▶ _Exercise directions_
Could you copy every line from the material below in which "color" appears?

▶ _Records for the exercise_

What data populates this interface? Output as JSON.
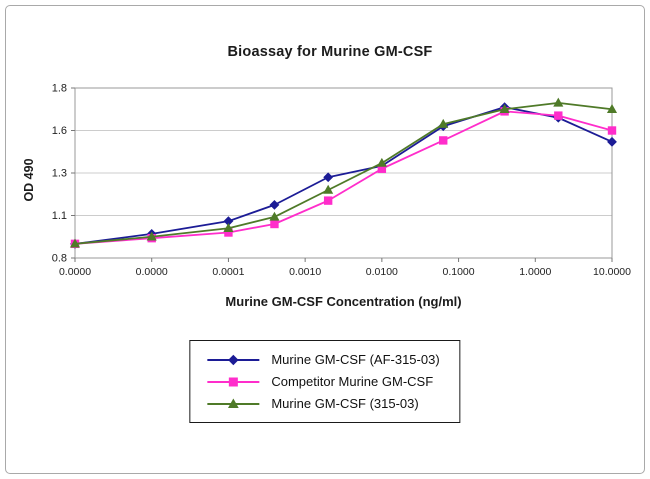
{
  "chart_data": {
    "type": "line",
    "title": "Bioassay for Murine GM-CSF",
    "xlabel": "Murine GM-CSF Concentration (ng/ml)",
    "ylabel": "OD 490",
    "y_ticks": [
      0.8,
      1.1,
      1.3,
      1.6,
      1.8
    ],
    "ylim": [
      0.8,
      1.8
    ],
    "x_tick_labels": [
      "0.0000",
      "0.0000",
      "0.0001",
      "0.0010",
      "0.0100",
      "0.1000",
      "1.0000",
      "10.0000"
    ],
    "grid": "horizontal",
    "legend_position": "bottom",
    "x": [
      0,
      1,
      2,
      2.6,
      3.3,
      4.0,
      4.8,
      5.6,
      6.3,
      7
    ],
    "series": [
      {
        "name": "Murine GM-CSF (AF-315-03)",
        "color": "#1c1c96",
        "marker": "diamond",
        "values": [
          0.9,
          0.97,
          1.06,
          1.15,
          1.28,
          1.35,
          1.62,
          1.71,
          1.66,
          1.52
        ]
      },
      {
        "name": "Competitor Murine GM-CSF",
        "color": "#ff2dcb",
        "marker": "square",
        "values": [
          0.9,
          0.94,
          0.98,
          1.04,
          1.17,
          1.33,
          1.53,
          1.69,
          1.67,
          1.6
        ]
      },
      {
        "name": "Murine GM-CSF (315-03)",
        "color": "#4f7a28",
        "marker": "triangle",
        "values": [
          0.9,
          0.95,
          1.01,
          1.09,
          1.22,
          1.37,
          1.63,
          1.7,
          1.73,
          1.7
        ]
      }
    ]
  }
}
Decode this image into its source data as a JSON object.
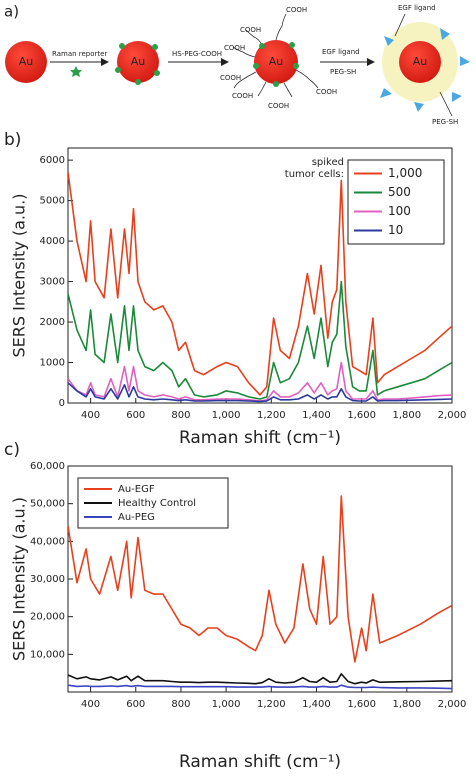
{
  "diagram": {
    "label": "a)",
    "core": "Au",
    "step1": "Raman reporter",
    "step2": "HS-PEG-COOH",
    "step3a": "EGF ligand",
    "step3b": "PEG-SH",
    "group": [
      "COOH",
      "COOH",
      "COOH",
      "COOH",
      "COOH",
      "COOH",
      "COOH"
    ],
    "ligand_label": "EGF ligand",
    "peg_label": "PEG-SH"
  },
  "chart_data": [
    {
      "type": "line",
      "label": "b)",
      "x_label": "Raman shift (cm⁻¹)",
      "y_label": "SERS Intensity (a.u.)",
      "annotation": [
        "spiked",
        "tumor cells:"
      ],
      "legend": "upper right",
      "xlim": [
        300,
        2000
      ],
      "ylim": [
        0,
        6300
      ],
      "xticks": [
        400,
        600,
        800,
        {
          "value": 1000,
          "label": "1,000"
        },
        {
          "value": 1200,
          "label": "1,200"
        },
        {
          "value": 1400,
          "label": "1,400"
        },
        {
          "value": 1600,
          "label": "1,600"
        },
        {
          "value": 1800,
          "label": "1,800"
        },
        {
          "value": 2000,
          "label": "2,000"
        }
      ],
      "yticks": [
        0,
        1000,
        2000,
        3000,
        4000,
        5000,
        6000
      ],
      "x": [
        300,
        340,
        380,
        400,
        420,
        460,
        490,
        520,
        550,
        570,
        590,
        610,
        640,
        680,
        720,
        760,
        790,
        820,
        860,
        900,
        960,
        1000,
        1050,
        1100,
        1150,
        1180,
        1210,
        1240,
        1280,
        1320,
        1360,
        1390,
        1420,
        1450,
        1470,
        1490,
        1510,
        1530,
        1560,
        1590,
        1620,
        1650,
        1670,
        1700,
        1760,
        1820,
        1880,
        1940,
        2000
      ],
      "series": [
        {
          "name": "1,000",
          "color": "#e8401c",
          "values": [
            5700,
            4000,
            3000,
            4500,
            3000,
            2600,
            4300,
            2600,
            4300,
            3200,
            4800,
            3000,
            2500,
            2300,
            2400,
            2000,
            1300,
            1500,
            800,
            700,
            900,
            1000,
            900,
            500,
            200,
            400,
            2100,
            1300,
            1100,
            1900,
            3200,
            2200,
            3400,
            1600,
            2500,
            2800,
            5500,
            2500,
            900,
            800,
            700,
            2100,
            500,
            700,
            900,
            1100,
            1300,
            1600,
            1900
          ]
        },
        {
          "name": "500",
          "color": "#1a8a3a",
          "values": [
            2700,
            1800,
            1300,
            2300,
            1200,
            1000,
            2200,
            1000,
            2400,
            1300,
            2400,
            1300,
            900,
            800,
            1000,
            800,
            400,
            600,
            200,
            150,
            200,
            300,
            250,
            150,
            100,
            150,
            1000,
            500,
            600,
            1000,
            1900,
            1100,
            2100,
            900,
            1500,
            1700,
            3000,
            1400,
            400,
            300,
            300,
            1300,
            200,
            300,
            400,
            500,
            600,
            800,
            1000
          ]
        },
        {
          "name": "100",
          "color": "#e060c0",
          "values": [
            600,
            300,
            200,
            500,
            200,
            150,
            600,
            150,
            900,
            300,
            900,
            300,
            200,
            150,
            200,
            150,
            100,
            150,
            80,
            80,
            100,
            100,
            100,
            80,
            50,
            80,
            300,
            150,
            150,
            250,
            500,
            250,
            500,
            200,
            300,
            350,
            1000,
            300,
            100,
            100,
            100,
            300,
            80,
            100,
            100,
            120,
            150,
            180,
            200
          ]
        },
        {
          "name": "10",
          "color": "#2a3aa0",
          "values": [
            500,
            300,
            150,
            350,
            150,
            100,
            350,
            100,
            450,
            150,
            400,
            150,
            100,
            80,
            100,
            80,
            60,
            80,
            50,
            50,
            60,
            60,
            60,
            50,
            40,
            50,
            150,
            80,
            80,
            100,
            200,
            100,
            200,
            100,
            150,
            150,
            350,
            150,
            60,
            50,
            50,
            150,
            50,
            60,
            60,
            70,
            80,
            90,
            100
          ]
        }
      ]
    },
    {
      "type": "line",
      "label": "c)",
      "x_label": "Raman shift (cm⁻¹)",
      "y_label": "SERS Intensity (a.u.)",
      "legend": "upper left",
      "xlim": [
        300,
        2000
      ],
      "ylim": [
        0,
        60000
      ],
      "xticks": [
        400,
        600,
        800,
        {
          "value": 1000,
          "label": "1,000"
        },
        {
          "value": 1200,
          "label": "1,200"
        },
        {
          "value": 1400,
          "label": "1,400"
        },
        {
          "value": 1600,
          "label": "1,600"
        },
        {
          "value": 1800,
          "label": "1,800"
        },
        {
          "value": 2000,
          "label": "2,000"
        }
      ],
      "yticks": [
        {
          "value": 10000,
          "label": "10,000"
        },
        {
          "value": 20000,
          "label": "20,000"
        },
        {
          "value": 30000,
          "label": "30,000"
        },
        {
          "value": 40000,
          "label": "40,000"
        },
        {
          "value": 50000,
          "label": "50,000"
        },
        {
          "value": 60000,
          "label": "60,000"
        }
      ],
      "x": [
        300,
        340,
        380,
        400,
        440,
        490,
        520,
        560,
        580,
        610,
        640,
        680,
        720,
        760,
        800,
        840,
        880,
        920,
        960,
        1000,
        1050,
        1100,
        1130,
        1160,
        1190,
        1220,
        1260,
        1300,
        1340,
        1370,
        1400,
        1430,
        1460,
        1490,
        1510,
        1540,
        1570,
        1600,
        1620,
        1650,
        1680,
        1760,
        1860,
        1940,
        2000
      ],
      "series": [
        {
          "name": "Au-EGF",
          "color": "#e8401c",
          "values": [
            44000,
            29000,
            38000,
            30000,
            26000,
            36000,
            27000,
            40000,
            25000,
            41000,
            27000,
            26000,
            26000,
            22000,
            18000,
            17000,
            15000,
            17000,
            17000,
            15000,
            14000,
            12000,
            11000,
            15000,
            27000,
            18000,
            13000,
            17000,
            34000,
            22000,
            18000,
            36000,
            18000,
            20000,
            52000,
            20000,
            8000,
            17000,
            11000,
            26000,
            13000,
            15000,
            18000,
            21000,
            23000
          ]
        },
        {
          "name": "Healthy Control",
          "color": "#111111",
          "values": [
            4500,
            3500,
            4000,
            3500,
            3200,
            4000,
            3200,
            4200,
            3000,
            4200,
            3000,
            3000,
            3000,
            2800,
            2600,
            2600,
            2500,
            2600,
            2600,
            2500,
            2400,
            2300,
            2200,
            2500,
            3500,
            2600,
            2400,
            2600,
            3800,
            2800,
            2600,
            3800,
            2600,
            2800,
            4800,
            2800,
            2200,
            2600,
            2400,
            3200,
            2600,
            2700,
            2800,
            2900,
            3000
          ]
        },
        {
          "name": "Au-PEG",
          "color": "#3a44c0",
          "values": [
            1800,
            1500,
            1600,
            1500,
            1500,
            1600,
            1500,
            1700,
            1500,
            1700,
            1500,
            1500,
            1500,
            1500,
            1400,
            1400,
            1400,
            1400,
            1400,
            1400,
            1300,
            1300,
            1300,
            1300,
            1500,
            1300,
            1300,
            1300,
            1500,
            1300,
            1300,
            1500,
            1300,
            1300,
            1800,
            1300,
            1200,
            1200,
            1200,
            1300,
            1200,
            1100,
            1100,
            1000,
            900
          ]
        }
      ]
    }
  ]
}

▶ _Answer for the task_
        "color": "#1c1c96",
        "color": "#ff2dcb",
        "color": "#4f7a28",
          "color": "#e8401c",
          "color": "#1a8a3a",
          "color": "#e060c0",
          "color": "#2a3aa0",
          "color": "#e8401c",
          "color": "#111111",
          "color": "#3a44c0",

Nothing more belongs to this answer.